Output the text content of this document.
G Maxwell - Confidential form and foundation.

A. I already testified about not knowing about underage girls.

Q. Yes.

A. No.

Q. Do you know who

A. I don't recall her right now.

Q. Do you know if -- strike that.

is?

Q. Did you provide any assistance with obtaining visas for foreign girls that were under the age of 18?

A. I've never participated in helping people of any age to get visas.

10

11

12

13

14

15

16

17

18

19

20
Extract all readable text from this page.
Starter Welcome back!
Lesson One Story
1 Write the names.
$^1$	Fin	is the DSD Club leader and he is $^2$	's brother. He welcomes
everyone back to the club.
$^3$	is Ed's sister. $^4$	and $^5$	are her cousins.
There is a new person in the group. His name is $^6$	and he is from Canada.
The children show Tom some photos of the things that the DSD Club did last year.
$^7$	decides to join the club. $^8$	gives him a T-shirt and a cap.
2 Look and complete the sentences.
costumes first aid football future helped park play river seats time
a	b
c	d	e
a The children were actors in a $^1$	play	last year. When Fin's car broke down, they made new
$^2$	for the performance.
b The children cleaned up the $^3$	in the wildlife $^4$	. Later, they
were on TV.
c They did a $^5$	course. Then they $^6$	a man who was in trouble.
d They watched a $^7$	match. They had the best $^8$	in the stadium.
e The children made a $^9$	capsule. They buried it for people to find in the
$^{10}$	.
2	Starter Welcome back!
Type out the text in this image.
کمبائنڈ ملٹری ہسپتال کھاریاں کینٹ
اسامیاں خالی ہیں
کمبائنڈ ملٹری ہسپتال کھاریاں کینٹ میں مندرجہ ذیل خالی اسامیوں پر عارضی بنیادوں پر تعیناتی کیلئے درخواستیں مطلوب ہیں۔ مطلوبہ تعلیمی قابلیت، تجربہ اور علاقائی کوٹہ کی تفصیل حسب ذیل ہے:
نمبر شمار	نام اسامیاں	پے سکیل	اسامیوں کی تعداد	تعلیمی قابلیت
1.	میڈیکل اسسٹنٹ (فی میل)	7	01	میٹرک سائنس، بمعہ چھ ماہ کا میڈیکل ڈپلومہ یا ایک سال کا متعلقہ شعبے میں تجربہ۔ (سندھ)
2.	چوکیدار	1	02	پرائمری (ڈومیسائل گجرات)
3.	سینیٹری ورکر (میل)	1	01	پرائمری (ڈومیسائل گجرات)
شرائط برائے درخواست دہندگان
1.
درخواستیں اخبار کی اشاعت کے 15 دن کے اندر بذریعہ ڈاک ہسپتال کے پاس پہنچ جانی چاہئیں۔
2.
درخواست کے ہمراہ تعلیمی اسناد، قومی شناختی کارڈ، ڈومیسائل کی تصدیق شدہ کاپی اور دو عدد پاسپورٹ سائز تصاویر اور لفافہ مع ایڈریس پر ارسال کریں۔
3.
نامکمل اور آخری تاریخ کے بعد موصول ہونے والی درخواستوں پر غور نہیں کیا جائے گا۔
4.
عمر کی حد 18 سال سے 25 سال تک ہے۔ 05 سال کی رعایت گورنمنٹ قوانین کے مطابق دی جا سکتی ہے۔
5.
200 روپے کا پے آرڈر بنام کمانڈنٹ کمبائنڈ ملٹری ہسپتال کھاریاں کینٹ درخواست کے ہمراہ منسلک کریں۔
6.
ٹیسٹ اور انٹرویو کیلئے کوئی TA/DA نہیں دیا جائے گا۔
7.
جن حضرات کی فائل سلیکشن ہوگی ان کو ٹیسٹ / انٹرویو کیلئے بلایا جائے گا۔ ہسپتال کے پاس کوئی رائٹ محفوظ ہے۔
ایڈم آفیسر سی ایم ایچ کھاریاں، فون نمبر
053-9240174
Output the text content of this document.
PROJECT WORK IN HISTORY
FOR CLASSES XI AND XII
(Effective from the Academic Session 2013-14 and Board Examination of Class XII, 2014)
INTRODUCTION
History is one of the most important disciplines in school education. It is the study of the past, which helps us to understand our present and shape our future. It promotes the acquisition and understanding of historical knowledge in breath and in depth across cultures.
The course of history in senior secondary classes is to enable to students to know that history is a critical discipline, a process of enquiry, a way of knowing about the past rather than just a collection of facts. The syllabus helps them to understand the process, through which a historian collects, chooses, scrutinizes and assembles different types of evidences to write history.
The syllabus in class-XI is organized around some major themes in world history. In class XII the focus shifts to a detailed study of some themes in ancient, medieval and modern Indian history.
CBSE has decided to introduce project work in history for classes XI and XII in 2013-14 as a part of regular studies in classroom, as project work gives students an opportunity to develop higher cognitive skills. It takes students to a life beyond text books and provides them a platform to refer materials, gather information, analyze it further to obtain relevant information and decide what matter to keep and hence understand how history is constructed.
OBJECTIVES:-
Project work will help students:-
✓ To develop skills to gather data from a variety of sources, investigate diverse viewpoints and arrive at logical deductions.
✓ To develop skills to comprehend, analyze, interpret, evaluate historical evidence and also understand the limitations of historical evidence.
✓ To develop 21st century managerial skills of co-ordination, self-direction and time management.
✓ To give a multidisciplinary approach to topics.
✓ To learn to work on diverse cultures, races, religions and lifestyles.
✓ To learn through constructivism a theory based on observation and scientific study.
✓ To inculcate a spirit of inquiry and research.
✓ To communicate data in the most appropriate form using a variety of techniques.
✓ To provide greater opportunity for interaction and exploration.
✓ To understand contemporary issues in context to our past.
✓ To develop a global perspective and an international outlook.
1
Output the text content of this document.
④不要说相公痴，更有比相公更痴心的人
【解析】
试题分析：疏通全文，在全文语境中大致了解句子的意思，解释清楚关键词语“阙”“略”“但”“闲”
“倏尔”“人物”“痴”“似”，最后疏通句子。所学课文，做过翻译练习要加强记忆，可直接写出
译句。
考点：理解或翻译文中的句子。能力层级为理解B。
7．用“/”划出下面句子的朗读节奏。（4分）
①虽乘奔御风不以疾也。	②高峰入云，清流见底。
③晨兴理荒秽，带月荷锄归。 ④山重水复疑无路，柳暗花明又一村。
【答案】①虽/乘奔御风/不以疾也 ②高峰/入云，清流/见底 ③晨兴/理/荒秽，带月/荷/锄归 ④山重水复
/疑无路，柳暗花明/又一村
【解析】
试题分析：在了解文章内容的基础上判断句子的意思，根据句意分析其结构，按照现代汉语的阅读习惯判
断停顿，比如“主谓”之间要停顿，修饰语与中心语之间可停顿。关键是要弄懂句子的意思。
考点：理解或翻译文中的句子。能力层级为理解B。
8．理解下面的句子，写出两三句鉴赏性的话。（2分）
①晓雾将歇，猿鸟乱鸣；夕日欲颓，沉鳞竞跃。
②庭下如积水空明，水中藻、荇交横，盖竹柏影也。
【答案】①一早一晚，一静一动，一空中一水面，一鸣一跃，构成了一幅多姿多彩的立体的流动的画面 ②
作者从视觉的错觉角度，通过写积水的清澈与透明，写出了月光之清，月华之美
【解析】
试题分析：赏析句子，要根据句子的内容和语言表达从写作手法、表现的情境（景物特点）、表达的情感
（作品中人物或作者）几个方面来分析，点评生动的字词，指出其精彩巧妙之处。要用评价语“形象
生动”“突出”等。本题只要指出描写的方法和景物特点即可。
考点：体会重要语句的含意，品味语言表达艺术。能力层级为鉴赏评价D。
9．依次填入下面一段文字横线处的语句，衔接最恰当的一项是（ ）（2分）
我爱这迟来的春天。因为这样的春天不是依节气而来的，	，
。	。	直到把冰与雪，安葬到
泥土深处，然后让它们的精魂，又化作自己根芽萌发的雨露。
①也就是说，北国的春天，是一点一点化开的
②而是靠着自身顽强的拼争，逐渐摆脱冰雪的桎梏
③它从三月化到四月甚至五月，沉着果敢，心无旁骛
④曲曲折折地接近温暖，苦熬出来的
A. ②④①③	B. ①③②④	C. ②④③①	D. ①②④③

> Stated task
Set down every line of the listing above again, exactly as given.

> Final answer
Output the text content of this document.
G Maxwell - Confidential form and foundation.

A. I already testified about not knowing about underage girls.

Q. Yes.

A. No.

Q. Do you know who

A. I don't recall her right now.

Q. Do you know if -- strike that.

is?

Q. Did you provide any assistance with obtaining visas for foreign girls that were under the age of 18?

A. I've never participated in helping people of any age to get visas.

10

11

12

13

14

15

16

17

18

19

20
Extract all readable text from this page.
Starter Welcome back!
Lesson One Story
1 Write the names.
$^1$	Fin	is the DSD Club leader and he is $^2$	's brother. He welcomes
everyone back to the club.
$^3$	is Ed's sister. $^4$	and $^5$	are her cousins.
There is a new person in the group. His name is $^6$	and he is from Canada.
The children show Tom some photos of the things that the DSD Club did last year.
$^7$	decides to join the club. $^8$	gives him a T-shirt and a cap.
2 Look and complete the sentences.
costumes first aid football future helped park play river seats time
a	b
c	d	e
a The children were actors in a $^1$	play	last year. When Fin's car broke down, they made new
$^2$	for the performance.
b The children cleaned up the $^3$	in the wildlife $^4$	. Later, they
were on TV.
c They did a $^5$	course. Then they $^6$	a man who was in trouble.
d They watched a $^7$	match. They had the best $^8$	in the stadium.
e The children made a $^9$	capsule. They buried it for people to find in the
$^{10}$	.
2	Starter Welcome back!
Type out the text in this image.
کمبائنڈ ملٹری ہسپتال کھاریاں کینٹ
اسامیاں خالی ہیں
کمبائنڈ ملٹری ہسپتال کھاریاں کینٹ میں مندرجہ ذیل خالی اسامیوں پر عارضی بنیادوں پر تعیناتی کیلئے درخواستیں مطلوب ہیں۔ مطلوبہ تعلیمی قابلیت، تجربہ اور علاقائی کوٹہ کی تفصیل حسب ذیل ہے:
نمبر شمار	نام اسامیاں	پے سکیل	اسامیوں کی تعداد	تعلیمی قابلیت
1.	میڈیکل اسسٹنٹ (فی میل)	7	01	میٹرک سائنس، بمعہ چھ ماہ کا میڈیکل ڈپلومہ یا ایک سال کا متعلقہ شعبے میں تجربہ۔ (سندھ)
2.	چوکیدار	1	02	پرائمری (ڈومیسائل گجرات)
3.	سینیٹری ورکر (میل)	1	01	پرائمری (ڈومیسائل گجرات)
شرائط برائے درخواست دہندگان
1.
درخواستیں اخبار کی اشاعت کے 15 دن کے اندر بذریعہ ڈاک ہسپتال کے پاس پہنچ جانی چاہئیں۔
2.
درخواست کے ہمراہ تعلیمی اسناد، قومی شناختی کارڈ، ڈومیسائل کی تصدیق شدہ کاپی اور دو عدد پاسپورٹ سائز تصاویر اور لفافہ مع ایڈریس پر ارسال کریں۔
3.
نامکمل اور آخری تاریخ کے بعد موصول ہونے والی درخواستوں پر غور نہیں کیا جائے گا۔
4.
عمر کی حد 18 سال سے 25 سال تک ہے۔ 05 سال کی رعایت گورنمنٹ قوانین کے مطابق دی جا سکتی ہے۔
5.
200 روپے کا پے آرڈر بنام کمانڈنٹ کمبائنڈ ملٹری ہسپتال کھاریاں کینٹ درخواست کے ہمراہ منسلک کریں۔
6.
ٹیسٹ اور انٹرویو کیلئے کوئی TA/DA نہیں دیا جائے گا۔
7.
جن حضرات کی فائل سلیکشن ہوگی ان کو ٹیسٹ / انٹرویو کیلئے بلایا جائے گا۔ ہسپتال کے پاس کوئی رائٹ محفوظ ہے۔
ایڈم آفیسر سی ایم ایچ کھاریاں، فون نمبر
053-9240174
Output the text content of this document.
PROJECT WORK IN HISTORY
FOR CLASSES XI AND XII
(Effective from the Academic Session 2013-14 and Board Examination of Class XII, 2014)
INTRODUCTION
History is one of the most important disciplines in school education. It is the study of the past, which helps us to understand our present and shape our future. It promotes the acquisition and understanding of historical knowledge in breath and in depth across cultures.
The course of history in senior secondary classes is to enable to students to know that history is a critical discipline, a process of enquiry, a way of knowing about the past rather than just a collection of facts. The syllabus helps them to understand the process, through which a historian collects, chooses, scrutinizes and assembles different types of evidences to write history.
The syllabus in class-XI is organized around some major themes in world history. In class XII the focus shifts to a detailed study of some themes in ancient, medieval and modern Indian history.
CBSE has decided to introduce project work in history for classes XI and XII in 2013-14 as a part of regular studies in classroom, as project work gives students an opportunity to develop higher cognitive skills. It takes students to a life beyond text books and provides them a platform to refer materials, gather information, analyze it further to obtain relevant information and decide what matter to keep and hence understand how history is constructed.
OBJECTIVES:-
Project work will help students:-
✓ To develop skills to gather data from a variety of sources, investigate diverse viewpoints and arrive at logical deductions.
✓ To develop skills to comprehend, analyze, interpret, evaluate historical evidence and also understand the limitations of historical evidence.
✓ To develop 21st century managerial skills of co-ordination, self-direction and time management.
✓ To give a multidisciplinary approach to topics.
✓ To learn to work on diverse cultures, races, religions and lifestyles.
✓ To learn through constructivism a theory based on observation and scientific study.
✓ To inculcate a spirit of inquiry and research.
✓ To communicate data in the most appropriate form using a variety of techniques.
✓ To provide greater opportunity for interaction and exploration.
✓ To understand contemporary issues in context to our past.
✓ To develop a global perspective and an international outlook.
1
Output the text content of this document.
④不要说相公痴，更有比相公更痴心的人
【解析】
试题分析：疏通全文，在全文语境中大致了解句子的意思，解释清楚关键词语“阙”“略”“但”“闲”
“倏尔”“人物”“痴”“似”，最后疏通句子。所学课文，做过翻译练习要加强记忆，可直接写出
译句。
考点：理解或翻译文中的句子。能力层级为理解B。
7．用“/”划出下面句子的朗读节奏。（4分）
①虽乘奔御风不以疾也。	②高峰入云，清流见底。
③晨兴理荒秽，带月荷锄归。 ④山重水复疑无路，柳暗花明又一村。
【答案】①虽/乘奔御风/不以疾也 ②高峰/入云，清流/见底 ③晨兴/理/荒秽，带月/荷/锄归 ④山重水复
/疑无路，柳暗花明/又一村
【解析】
试题分析：在了解文章内容的基础上判断句子的意思，根据句意分析其结构，按照现代汉语的阅读习惯判
断停顿，比如“主谓”之间要停顿，修饰语与中心语之间可停顿。关键是要弄懂句子的意思。
考点：理解或翻译文中的句子。能力层级为理解B。
8．理解下面的句子，写出两三句鉴赏性的话。（2分）
①晓雾将歇，猿鸟乱鸣；夕日欲颓，沉鳞竞跃。
②庭下如积水空明，水中藻、荇交横，盖竹柏影也。
【答案】①一早一晚，一静一动，一空中一水面，一鸣一跃，构成了一幅多姿多彩的立体的流动的画面 ②
作者从视觉的错觉角度，通过写积水的清澈与透明，写出了月光之清，月华之美
【解析】
试题分析：赏析句子，要根据句子的内容和语言表达从写作手法、表现的情境（景物特点）、表达的情感
（作品中人物或作者）几个方面来分析，点评生动的字词，指出其精彩巧妙之处。要用评价语“形象
生动”“突出”等。本题只要指出描写的方法和景物特点即可。
考点：体会重要语句的含意，品味语言表达艺术。能力层级为鉴赏评价D。
9．依次填入下面一段文字横线处的语句，衔接最恰当的一项是（ ）（2分）
我爱这迟来的春天。因为这样的春天不是依节气而来的，	，
。	。	直到把冰与雪，安葬到
泥土深处，然后让它们的精魂，又化作自己根芽萌发的雨露。
①也就是说，北国的春天，是一点一点化开的
②而是靠着自身顽强的拼争，逐渐摆脱冰雪的桎梏
③它从三月化到四月甚至五月，沉着果敢，心无旁骛
④曲曲折折地接近温暖，苦熬出来的
A. ②④①③	B. ①③②④	C. ②④③①	D. ①②④③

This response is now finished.